◆ **Requirement**
Read through the records below and copy each line that uses the word "бүхий".

◆ **Listing**

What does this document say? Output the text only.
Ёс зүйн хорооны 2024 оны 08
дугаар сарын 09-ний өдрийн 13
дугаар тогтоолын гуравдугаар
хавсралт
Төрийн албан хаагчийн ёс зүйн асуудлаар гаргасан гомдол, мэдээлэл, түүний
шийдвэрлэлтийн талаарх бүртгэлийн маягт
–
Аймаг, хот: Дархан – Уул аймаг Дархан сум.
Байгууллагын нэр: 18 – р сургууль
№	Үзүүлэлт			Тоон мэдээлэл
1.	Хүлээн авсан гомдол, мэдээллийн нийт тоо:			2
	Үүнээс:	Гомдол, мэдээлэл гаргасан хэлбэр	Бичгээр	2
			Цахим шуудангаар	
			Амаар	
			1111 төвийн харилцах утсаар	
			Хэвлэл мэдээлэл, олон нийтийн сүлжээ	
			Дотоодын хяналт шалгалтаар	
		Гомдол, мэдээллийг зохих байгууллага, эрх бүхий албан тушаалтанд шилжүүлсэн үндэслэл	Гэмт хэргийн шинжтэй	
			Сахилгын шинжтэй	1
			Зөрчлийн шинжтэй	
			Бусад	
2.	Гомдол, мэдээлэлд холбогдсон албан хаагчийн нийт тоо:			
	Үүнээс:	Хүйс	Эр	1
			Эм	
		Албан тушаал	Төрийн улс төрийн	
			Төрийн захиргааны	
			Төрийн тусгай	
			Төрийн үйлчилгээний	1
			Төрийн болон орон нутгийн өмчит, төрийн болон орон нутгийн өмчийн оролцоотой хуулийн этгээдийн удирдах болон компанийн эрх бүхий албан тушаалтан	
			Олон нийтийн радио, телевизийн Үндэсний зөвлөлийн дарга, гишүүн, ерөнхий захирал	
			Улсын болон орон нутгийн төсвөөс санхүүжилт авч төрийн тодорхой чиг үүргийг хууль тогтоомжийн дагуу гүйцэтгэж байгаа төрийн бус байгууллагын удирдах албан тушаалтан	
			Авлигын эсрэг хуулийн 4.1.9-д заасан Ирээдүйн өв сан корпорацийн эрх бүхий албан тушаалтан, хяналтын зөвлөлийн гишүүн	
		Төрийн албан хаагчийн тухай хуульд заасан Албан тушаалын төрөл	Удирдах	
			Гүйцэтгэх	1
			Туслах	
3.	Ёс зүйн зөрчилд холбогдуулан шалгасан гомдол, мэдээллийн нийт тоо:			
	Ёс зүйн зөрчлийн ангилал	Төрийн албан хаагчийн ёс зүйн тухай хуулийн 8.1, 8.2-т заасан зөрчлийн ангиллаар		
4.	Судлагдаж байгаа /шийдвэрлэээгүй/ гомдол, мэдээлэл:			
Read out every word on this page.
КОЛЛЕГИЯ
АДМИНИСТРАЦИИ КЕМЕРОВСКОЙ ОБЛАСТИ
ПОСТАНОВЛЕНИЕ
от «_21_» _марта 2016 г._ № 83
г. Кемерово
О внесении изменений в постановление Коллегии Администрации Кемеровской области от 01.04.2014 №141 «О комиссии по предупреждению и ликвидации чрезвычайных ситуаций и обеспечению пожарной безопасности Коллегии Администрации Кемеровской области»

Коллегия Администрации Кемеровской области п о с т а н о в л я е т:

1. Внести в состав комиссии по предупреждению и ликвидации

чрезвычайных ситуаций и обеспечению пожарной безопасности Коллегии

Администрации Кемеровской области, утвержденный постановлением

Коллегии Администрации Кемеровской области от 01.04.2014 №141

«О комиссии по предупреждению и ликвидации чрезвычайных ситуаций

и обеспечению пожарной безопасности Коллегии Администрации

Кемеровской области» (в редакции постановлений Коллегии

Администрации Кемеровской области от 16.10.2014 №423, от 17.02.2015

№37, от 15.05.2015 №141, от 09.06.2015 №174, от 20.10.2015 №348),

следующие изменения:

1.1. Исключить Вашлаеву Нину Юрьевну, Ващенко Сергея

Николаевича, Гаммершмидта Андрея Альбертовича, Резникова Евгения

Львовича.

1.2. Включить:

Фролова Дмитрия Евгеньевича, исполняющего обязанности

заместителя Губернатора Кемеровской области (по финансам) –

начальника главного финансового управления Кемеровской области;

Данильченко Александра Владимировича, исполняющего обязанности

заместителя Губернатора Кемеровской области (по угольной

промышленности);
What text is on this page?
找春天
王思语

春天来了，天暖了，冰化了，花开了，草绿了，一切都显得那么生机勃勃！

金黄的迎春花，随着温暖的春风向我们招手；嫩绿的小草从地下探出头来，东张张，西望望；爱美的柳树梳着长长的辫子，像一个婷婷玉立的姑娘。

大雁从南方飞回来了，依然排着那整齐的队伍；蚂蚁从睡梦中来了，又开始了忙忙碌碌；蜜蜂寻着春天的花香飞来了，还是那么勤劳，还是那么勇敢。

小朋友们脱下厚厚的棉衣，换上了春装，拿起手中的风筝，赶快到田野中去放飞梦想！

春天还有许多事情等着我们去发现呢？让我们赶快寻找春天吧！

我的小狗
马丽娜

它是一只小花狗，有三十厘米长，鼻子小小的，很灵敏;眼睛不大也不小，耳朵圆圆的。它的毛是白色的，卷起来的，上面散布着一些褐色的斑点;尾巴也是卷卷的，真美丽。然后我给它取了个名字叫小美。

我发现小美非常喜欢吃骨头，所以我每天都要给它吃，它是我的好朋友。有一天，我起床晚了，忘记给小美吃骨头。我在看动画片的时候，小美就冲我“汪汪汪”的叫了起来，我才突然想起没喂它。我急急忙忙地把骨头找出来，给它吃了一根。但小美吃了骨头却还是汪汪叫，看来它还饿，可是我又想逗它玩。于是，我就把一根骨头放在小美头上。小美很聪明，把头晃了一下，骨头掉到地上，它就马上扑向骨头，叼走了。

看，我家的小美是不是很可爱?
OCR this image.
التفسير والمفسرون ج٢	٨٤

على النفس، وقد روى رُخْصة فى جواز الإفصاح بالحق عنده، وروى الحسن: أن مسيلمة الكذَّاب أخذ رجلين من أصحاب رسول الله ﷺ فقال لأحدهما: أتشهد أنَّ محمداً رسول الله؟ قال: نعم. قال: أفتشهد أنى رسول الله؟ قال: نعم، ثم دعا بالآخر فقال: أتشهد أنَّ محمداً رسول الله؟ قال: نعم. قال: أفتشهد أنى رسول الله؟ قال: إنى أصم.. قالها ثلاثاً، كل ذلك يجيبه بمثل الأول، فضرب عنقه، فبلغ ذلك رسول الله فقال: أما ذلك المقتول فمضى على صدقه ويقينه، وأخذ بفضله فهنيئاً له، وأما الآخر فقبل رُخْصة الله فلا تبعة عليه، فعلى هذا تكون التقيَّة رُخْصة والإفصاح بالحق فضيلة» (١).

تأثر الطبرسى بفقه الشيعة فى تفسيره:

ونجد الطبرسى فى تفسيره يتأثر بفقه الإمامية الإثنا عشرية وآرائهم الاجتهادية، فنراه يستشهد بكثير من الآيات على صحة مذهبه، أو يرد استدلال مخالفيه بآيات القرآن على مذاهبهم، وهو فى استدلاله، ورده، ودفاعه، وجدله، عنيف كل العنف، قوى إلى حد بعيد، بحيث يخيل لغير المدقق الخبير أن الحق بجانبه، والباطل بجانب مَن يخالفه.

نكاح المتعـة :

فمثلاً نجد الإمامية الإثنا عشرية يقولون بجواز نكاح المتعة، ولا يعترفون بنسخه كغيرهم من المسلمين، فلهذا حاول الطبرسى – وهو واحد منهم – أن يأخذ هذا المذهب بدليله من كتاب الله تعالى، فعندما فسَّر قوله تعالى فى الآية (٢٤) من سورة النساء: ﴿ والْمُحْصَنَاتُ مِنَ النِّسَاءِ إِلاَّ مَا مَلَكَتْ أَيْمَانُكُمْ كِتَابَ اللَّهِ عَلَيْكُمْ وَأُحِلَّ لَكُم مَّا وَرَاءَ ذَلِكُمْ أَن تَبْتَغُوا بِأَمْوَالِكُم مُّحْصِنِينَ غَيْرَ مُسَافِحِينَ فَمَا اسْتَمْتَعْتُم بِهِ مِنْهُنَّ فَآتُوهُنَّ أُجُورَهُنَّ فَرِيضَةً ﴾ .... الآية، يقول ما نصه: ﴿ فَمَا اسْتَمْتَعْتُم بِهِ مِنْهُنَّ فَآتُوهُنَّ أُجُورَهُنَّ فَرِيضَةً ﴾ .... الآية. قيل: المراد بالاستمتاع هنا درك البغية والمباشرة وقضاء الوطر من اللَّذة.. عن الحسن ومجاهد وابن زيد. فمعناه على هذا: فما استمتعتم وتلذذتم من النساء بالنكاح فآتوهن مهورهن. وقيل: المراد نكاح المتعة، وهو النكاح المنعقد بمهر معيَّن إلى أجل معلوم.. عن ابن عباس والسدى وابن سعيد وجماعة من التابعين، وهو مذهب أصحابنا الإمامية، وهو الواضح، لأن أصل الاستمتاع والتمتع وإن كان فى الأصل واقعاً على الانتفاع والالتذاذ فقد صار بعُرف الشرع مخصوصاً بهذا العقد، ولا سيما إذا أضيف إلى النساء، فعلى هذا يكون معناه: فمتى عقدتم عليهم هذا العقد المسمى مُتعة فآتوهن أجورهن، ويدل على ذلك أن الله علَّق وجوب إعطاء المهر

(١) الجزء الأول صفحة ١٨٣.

◆ **In response**
		Гомдол, мэдээллийг зохих байгууллага, эрх бүхий албан тушаалтанд шилжүүлсэн үндэслэл	Гэмт хэргийн шинжтэй	
			Төрийн болон орон нутгийн өмчит, төрийн болон орон нутгийн өмчийн оролцоотой хуулийн этгээдийн удирдах болон компанийн эрх бүхий албан тушаалтан	
			Авлигын эсрэг хуулийн 4.1.9-д заасан Ирээдүйн өв сан корпорацийн эрх бүхий албан тушаалтан, хяналтын зөвлөлийн гишүүн	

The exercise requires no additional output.